Task prompt: Take the listing and print it in full, exactly as given.

Data entries:
□ □ □ □ □

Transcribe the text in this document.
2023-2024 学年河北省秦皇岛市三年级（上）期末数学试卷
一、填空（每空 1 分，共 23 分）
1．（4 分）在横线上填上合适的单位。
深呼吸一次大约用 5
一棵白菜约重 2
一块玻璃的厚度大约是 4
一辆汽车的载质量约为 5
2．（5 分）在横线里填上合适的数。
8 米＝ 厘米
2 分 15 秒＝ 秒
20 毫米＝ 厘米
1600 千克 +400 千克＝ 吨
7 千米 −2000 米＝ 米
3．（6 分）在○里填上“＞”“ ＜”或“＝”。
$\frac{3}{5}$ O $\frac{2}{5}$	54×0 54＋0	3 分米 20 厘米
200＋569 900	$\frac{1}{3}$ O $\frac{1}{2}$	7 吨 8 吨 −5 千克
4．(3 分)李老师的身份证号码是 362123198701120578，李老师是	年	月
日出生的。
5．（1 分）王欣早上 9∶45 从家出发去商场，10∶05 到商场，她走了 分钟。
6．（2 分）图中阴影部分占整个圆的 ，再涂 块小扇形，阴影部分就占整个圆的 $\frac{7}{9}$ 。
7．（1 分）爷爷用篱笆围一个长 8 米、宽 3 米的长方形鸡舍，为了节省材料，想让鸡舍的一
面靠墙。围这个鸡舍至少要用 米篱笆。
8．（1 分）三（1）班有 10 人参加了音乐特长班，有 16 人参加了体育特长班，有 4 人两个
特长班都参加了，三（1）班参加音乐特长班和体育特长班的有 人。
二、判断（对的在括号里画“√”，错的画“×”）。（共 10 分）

□ □ □ □ □

Exercise output:
Transcribe the text in this document.
2023-2024 学年河北省秦皇岛市三年级（上）期末数学试卷
一、填空（每空 1 分，共 23 分）
1．（4 分）在横线上填上合适的单位。
深呼吸一次大约用 5
一棵白菜约重 2
一块玻璃的厚度大约是 4
一辆汽车的载质量约为 5
2．（5 分）在横线里填上合适的数。
8 米＝ 厘米
2 分 15 秒＝ 秒
20 毫米＝ 厘米
1600 千克 +400 千克＝ 吨
7 千米 −2000 米＝ 米
3．（6 分）在○里填上“＞”“ ＜”或“＝”。
$\frac{3}{5}$ O $\frac{2}{5}$	54×0 54＋0	3 分米 20 厘米
200＋569 900	$\frac{1}{3}$ O $\frac{1}{2}$	7 吨 8 吨 −5 千克
4．(3 分)李老师的身份证号码是 362123198701120578，李老师是	年	月
日出生的。
5．（1 分）王欣早上 9∶45 从家出发去商场，10∶05 到商场，她走了 分钟。
6．（2 分）图中阴影部分占整个圆的 ，再涂 块小扇形，阴影部分就占整个圆的 $\frac{7}{9}$ 。
7．（1 分）爷爷用篱笆围一个长 8 米、宽 3 米的长方形鸡舍，为了节省材料，想让鸡舍的一
面靠墙。围这个鸡舍至少要用 米篱笆。
8．（1 分）三（1）班有 10 人参加了音乐特长班，有 16 人参加了体育特长班，有 4 人两个
特长班都参加了，三（1）班参加音乐特长班和体育特长班的有 人。
二、判断（对的在括号里画“√”，错的画“×”）。（共 10 分）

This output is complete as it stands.